▶ **ENTRIES**
- - -
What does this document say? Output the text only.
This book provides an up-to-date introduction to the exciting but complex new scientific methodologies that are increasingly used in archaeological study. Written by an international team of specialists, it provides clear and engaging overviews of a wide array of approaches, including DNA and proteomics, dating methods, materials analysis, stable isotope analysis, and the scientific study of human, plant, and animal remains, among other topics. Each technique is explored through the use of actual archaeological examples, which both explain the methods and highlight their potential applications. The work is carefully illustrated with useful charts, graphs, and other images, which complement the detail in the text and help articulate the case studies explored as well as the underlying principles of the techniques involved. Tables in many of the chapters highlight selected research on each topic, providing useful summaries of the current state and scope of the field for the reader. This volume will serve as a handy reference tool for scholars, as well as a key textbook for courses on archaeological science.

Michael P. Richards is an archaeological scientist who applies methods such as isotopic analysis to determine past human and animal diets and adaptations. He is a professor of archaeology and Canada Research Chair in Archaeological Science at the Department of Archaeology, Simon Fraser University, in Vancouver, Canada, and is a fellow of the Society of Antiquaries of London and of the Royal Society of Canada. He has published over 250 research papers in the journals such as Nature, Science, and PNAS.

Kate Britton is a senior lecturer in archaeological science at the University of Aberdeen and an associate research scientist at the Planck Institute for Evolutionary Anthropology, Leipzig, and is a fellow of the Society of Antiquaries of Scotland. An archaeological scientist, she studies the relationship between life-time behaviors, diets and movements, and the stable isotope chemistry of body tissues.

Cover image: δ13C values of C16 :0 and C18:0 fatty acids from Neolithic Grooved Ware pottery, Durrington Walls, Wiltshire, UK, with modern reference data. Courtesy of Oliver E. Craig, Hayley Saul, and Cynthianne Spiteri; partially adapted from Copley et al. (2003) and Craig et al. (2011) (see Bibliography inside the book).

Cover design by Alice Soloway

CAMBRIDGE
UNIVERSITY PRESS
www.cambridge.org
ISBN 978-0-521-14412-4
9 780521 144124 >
- - -
Using the data above, repeat every line exactly.

What does this document say? Output the text only.
This book provides an up-to-date introduction to the exciting but complex new scientific methodologies that are increasingly used in archaeological study. Written by an international team of specialists, it provides clear and engaging overviews of a wide array of approaches, including DNA and proteomics, dating methods, materials analysis, stable isotope analysis, and the scientific study of human, plant, and animal remains, among other topics. Each technique is explored through the use of actual archaeological examples, which both explain the methods and highlight their potential applications. The work is carefully illustrated with useful charts, graphs, and other images, which complement the detail in the text and help articulate the case studies explored as well as the underlying principles of the techniques involved. Tables in many of the chapters highlight selected research on each topic, providing useful summaries of the current state and scope of the field for the reader. This volume will serve as a handy reference tool for scholars, as well as a key textbook for courses on archaeological science.

Michael P. Richards is an archaeological scientist who applies methods such as isotopic analysis to determine past human and animal diets and adaptations. He is a professor of archaeology and Canada Research Chair in Archaeological Science at the Department of Archaeology, Simon Fraser University, in Vancouver, Canada, and is a fellow of the Society of Antiquaries of London and of the Royal Society of Canada. He has published over 250 research papers in the journals such as Nature, Science, and PNAS.

Kate Britton is a senior lecturer in archaeological science at the University of Aberdeen and an associate research scientist at the Planck Institute for Evolutionary Anthropology, Leipzig, and is a fellow of the Society of Antiquaries of Scotland. An archaeological scientist, she studies the relationship between life-time behaviors, diets and movements, and the stable isotope chemistry of body tissues.

Cover image: δ13C values of C16 :0 and C18:0 fatty acids from Neolithic Grooved Ware pottery, Durrington Walls, Wiltshire, UK, with modern reference data. Courtesy of Oliver E. Craig, Hayley Saul, and Cynthianne Spiteri; partially adapted from Copley et al. (2003) and Craig et al. (2011) (see Bibliography inside the book).

Cover design by Alice Soloway

CAMBRIDGE
UNIVERSITY PRESS
www.cambridge.org
ISBN 978-0-521-14412-4
9 780521 144124 >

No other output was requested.